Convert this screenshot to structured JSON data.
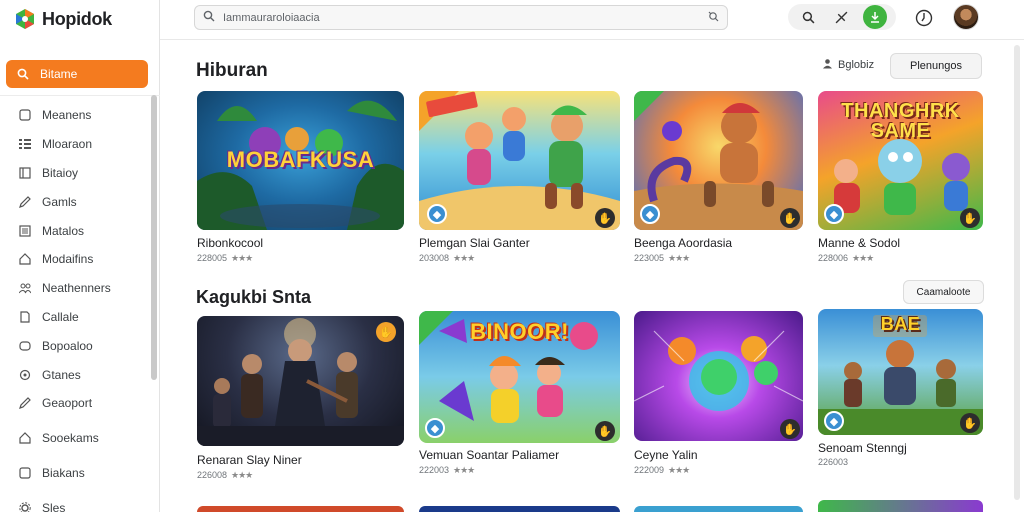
{
  "app": {
    "name": "Hopidok"
  },
  "search": {
    "value": "Iammauraroloiaacia"
  },
  "sidebar": {
    "active": {
      "label": "Bitame"
    },
    "items": [
      {
        "label": "Meanens",
        "icon": "square-icon"
      },
      {
        "label": "Mloaraon",
        "icon": "grid-icon"
      },
      {
        "label": "Bitaioy",
        "icon": "book-icon"
      },
      {
        "label": "Gamls",
        "icon": "pen-icon"
      },
      {
        "label": "Matalos",
        "icon": "list-icon"
      },
      {
        "label": "Modaifins",
        "icon": "home-icon"
      },
      {
        "label": "Neathenners",
        "icon": "people-icon"
      },
      {
        "label": "Callale",
        "icon": "doc-icon"
      },
      {
        "label": "Bopoaloo",
        "icon": "tag-icon"
      },
      {
        "label": "Gtanes",
        "icon": "circle-icon"
      },
      {
        "label": "Geaoport",
        "icon": "pen-icon"
      },
      {
        "label": "Sooekams",
        "icon": "home-icon"
      },
      {
        "label": "Biakans",
        "icon": "square-icon"
      },
      {
        "label": "Sles",
        "icon": "settings-icon"
      }
    ]
  },
  "sections": [
    {
      "title": "Hiburan",
      "action_link": "Bglobiz",
      "action_button": "Plenungos",
      "cards": [
        {
          "thumb_text": "MOBAFKUSA",
          "title": "Ribonkocool",
          "meta": "228005",
          "stars": "★★★"
        },
        {
          "thumb_text": "",
          "title": "Plemgan Slai Ganter",
          "meta": "203008",
          "stars": "★★★"
        },
        {
          "thumb_text": "",
          "title": "Beenga Aoordasia",
          "meta": "223005",
          "stars": "★★★"
        },
        {
          "thumb_text": "THANGHRK SAME",
          "title": "Manne & Sodol",
          "meta": "228006",
          "stars": "★★★"
        }
      ]
    },
    {
      "title": "Kagukbi Snta",
      "action_button": "Caamaloote",
      "cards": [
        {
          "thumb_text": "",
          "title": "Renaran Slay Niner",
          "meta": "226008",
          "stars": "★★★"
        },
        {
          "thumb_text": "BINOOR!",
          "title": "Vemuan Soantar Paliamer",
          "meta": "222003",
          "stars": "★★★"
        },
        {
          "thumb_text": "",
          "title": "Ceyne Yalin",
          "meta": "222009",
          "stars": "★★★"
        },
        {
          "thumb_text": "BAE",
          "title": "Senoam Stenngj",
          "meta": "226003",
          "stars": ""
        }
      ]
    }
  ],
  "colors": {
    "accent": "#f47b1f",
    "green": "#3fb43f"
  }
}
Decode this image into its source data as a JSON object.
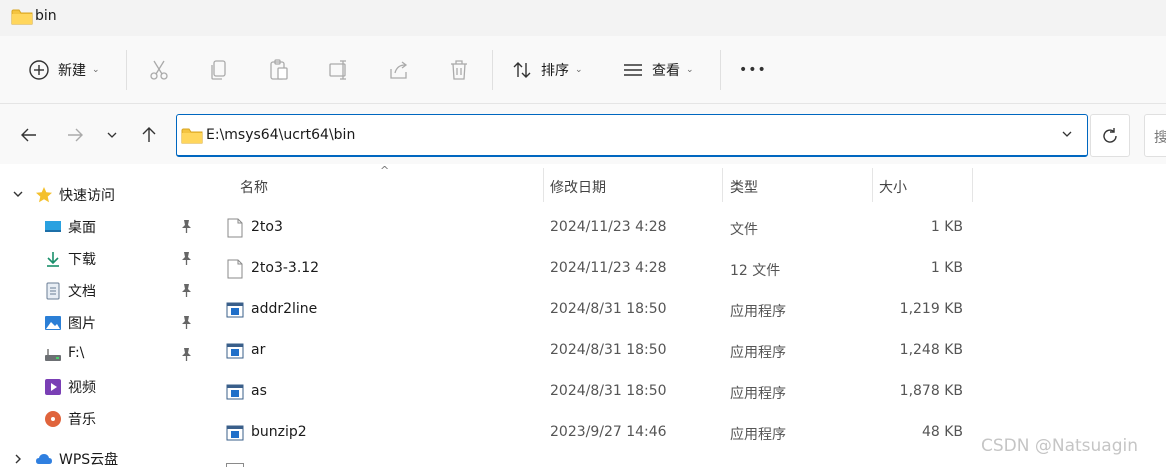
{
  "window": {
    "title": "bin"
  },
  "toolbar": {
    "new_label": "新建",
    "sort_label": "排序",
    "view_label": "查看",
    "more_label": "•••"
  },
  "address": {
    "path": "E:\\msys64\\ucrt64\\bin",
    "search_placeholder": "搜"
  },
  "sidebar": {
    "quick_access": "快速访问",
    "items": [
      {
        "label": "桌面",
        "icon": "desktop-icon",
        "pinned": true
      },
      {
        "label": "下载",
        "icon": "download-icon",
        "pinned": true
      },
      {
        "label": "文档",
        "icon": "document-icon",
        "pinned": true
      },
      {
        "label": "图片",
        "icon": "pictures-icon",
        "pinned": true
      },
      {
        "label": "F:\\",
        "icon": "drive-icon",
        "pinned": true
      },
      {
        "label": "视频",
        "icon": "video-icon",
        "pinned": false
      },
      {
        "label": "音乐",
        "icon": "music-icon",
        "pinned": false
      }
    ],
    "wps": "WPS云盘"
  },
  "columns": {
    "name": "名称",
    "date": "修改日期",
    "type": "类型",
    "size": "大小"
  },
  "files": [
    {
      "name": "2to3",
      "date": "2024/11/23 4:28",
      "type": "文件",
      "size": "1 KB",
      "icon": "file-icon"
    },
    {
      "name": "2to3-3.12",
      "date": "2024/11/23 4:28",
      "type": "12 文件",
      "size": "1 KB",
      "icon": "file-icon"
    },
    {
      "name": "addr2line",
      "date": "2024/8/31 18:50",
      "type": "应用程序",
      "size": "1,219 KB",
      "icon": "app-icon"
    },
    {
      "name": "ar",
      "date": "2024/8/31 18:50",
      "type": "应用程序",
      "size": "1,248 KB",
      "icon": "app-icon"
    },
    {
      "name": "as",
      "date": "2024/8/31 18:50",
      "type": "应用程序",
      "size": "1,878 KB",
      "icon": "app-icon"
    },
    {
      "name": "bunzip2",
      "date": "2023/9/27 14:46",
      "type": "应用程序",
      "size": "48 KB",
      "icon": "app-icon"
    }
  ],
  "watermark": "CSDN @Natsuagin",
  "colors": {
    "accent": "#0067c0",
    "folder": "#f4c441",
    "app_icon": "#1f6fc9"
  }
}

--

§ **Do this**: Retype the entries word for word. Omit any images.

§ **Task output**:
Convert this screenshot to structured JSON data.
{
  "app": {
    "name": "Hopidok"
  },
  "search": {
    "value": "Iammauraroloiaacia"
  },
  "sidebar": {
    "active": {
      "label": "Bitame"
    },
    "items": [
      {
        "label": "Meanens",
        "icon": "square-icon"
      },
      {
        "label": "Mloaraon",
        "icon": "grid-icon"
      },
      {
        "label": "Bitaioy",
        "icon": "book-icon"
      },
      {
        "label": "Gamls",
        "icon": "pen-icon"
      },
      {
        "label": "Matalos",
        "icon": "list-icon"
      },
      {
        "label": "Modaifins",
        "icon": "home-icon"
      },
      {
        "label": "Neathenners",
        "icon": "people-icon"
      },
      {
        "label": "Callale",
        "icon": "doc-icon"
      },
      {
        "label": "Bopoaloo",
        "icon": "tag-icon"
      },
      {
        "label": "Gtanes",
        "icon": "circle-icon"
      },
      {
        "label": "Geaoport",
        "icon": "pen-icon"
      },
      {
        "label": "Sooekams",
        "icon": "home-icon"
      },
      {
        "label": "Biakans",
        "icon": "square-icon"
      },
      {
        "label": "Sles",
        "icon": "settings-icon"
      }
    ]
  },
  "sections": [
    {
      "title": "Hiburan",
      "action_link": "Bglobiz",
      "action_button": "Plenungos",
      "cards": [
        {
          "thumb_text": "MOBAFKUSA",
          "title": "Ribonkocool",
          "meta": "228005",
          "stars": "★★★"
        },
        {
          "thumb_text": "",
          "title": "Plemgan Slai Ganter",
          "meta": "203008",
          "stars": "★★★"
        },
        {
          "thumb_text": "",
          "title": "Beenga Aoordasia",
          "meta": "223005",
          "stars": "★★★"
        },
        {
          "thumb_text": "THANGHRK SAME",
          "title": "Manne & Sodol",
          "meta": "228006",
          "stars": "★★★"
        }
      ]
    },
    {
      "title": "Kagukbi Snta",
      "action_button": "Caamaloote",
      "cards": [
        {
          "thumb_text": "",
          "title": "Renaran Slay Niner",
          "meta": "226008",
          "stars": "★★★"
        },
        {
          "thumb_text": "BINOOR!",
          "title": "Vemuan Soantar Paliamer",
          "meta": "222003",
          "stars": "★★★"
        },
        {
          "thumb_text": "",
          "title": "Ceyne Yalin",
          "meta": "222009",
          "stars": "★★★"
        },
        {
          "thumb_text": "BAE",
          "title": "Senoam Stenngj",
          "meta": "226003",
          "stars": ""
        }
      ]
    }
  ],
  "colors": {
    "accent": "#f47b1f",
    "green": "#3fb43f"
  }
}
Decode this image into its source data as a JSON object.
{
  "window": {
    "title": "bin"
  },
  "toolbar": {
    "new_label": "新建",
    "sort_label": "排序",
    "view_label": "查看",
    "more_label": "•••"
  },
  "address": {
    "path": "E:\\msys64\\ucrt64\\bin",
    "search_placeholder": "搜"
  },
  "sidebar": {
    "quick_access": "快速访问",
    "items": [
      {
        "label": "桌面",
        "icon": "desktop-icon",
        "pinned": true
      },
      {
        "label": "下载",
        "icon": "download-icon",
        "pinned": true
      },
      {
        "label": "文档",
        "icon": "document-icon",
        "pinned": true
      },
      {
        "label": "图片",
        "icon": "pictures-icon",
        "pinned": true
      },
      {
        "label": "F:\\",
        "icon": "drive-icon",
        "pinned": true
      },
      {
        "label": "视频",
        "icon": "video-icon",
        "pinned": false
      },
      {
        "label": "音乐",
        "icon": "music-icon",
        "pinned": false
      }
    ],
    "wps": "WPS云盘"
  },
  "columns": {
    "name": "名称",
    "date": "修改日期",
    "type": "类型",
    "size": "大小"
  },
  "files": [
    {
      "name": "2to3",
      "date": "2024/11/23 4:28",
      "type": "文件",
      "size": "1 KB",
      "icon": "file-icon"
    },
    {
      "name": "2to3-3.12",
      "date": "2024/11/23 4:28",
      "type": "12 文件",
      "size": "1 KB",
      "icon": "file-icon"
    },
    {
      "name": "addr2line",
      "date": "2024/8/31 18:50",
      "type": "应用程序",
      "size": "1,219 KB",
      "icon": "app-icon"
    },
    {
      "name": "ar",
      "date": "2024/8/31 18:50",
      "type": "应用程序",
      "size": "1,248 KB",
      "icon": "app-icon"
    },
    {
      "name": "as",
      "date": "2024/8/31 18:50",
      "type": "应用程序",
      "size": "1,878 KB",
      "icon": "app-icon"
    },
    {
      "name": "bunzip2",
      "date": "2023/9/27 14:46",
      "type": "应用程序",
      "size": "48 KB",
      "icon": "app-icon"
    }
  ],
  "watermark": "CSDN @Natsuagin",
  "colors": {
    "accent": "#0067c0",
    "folder": "#f4c441",
    "app_icon": "#1f6fc9"
  }
}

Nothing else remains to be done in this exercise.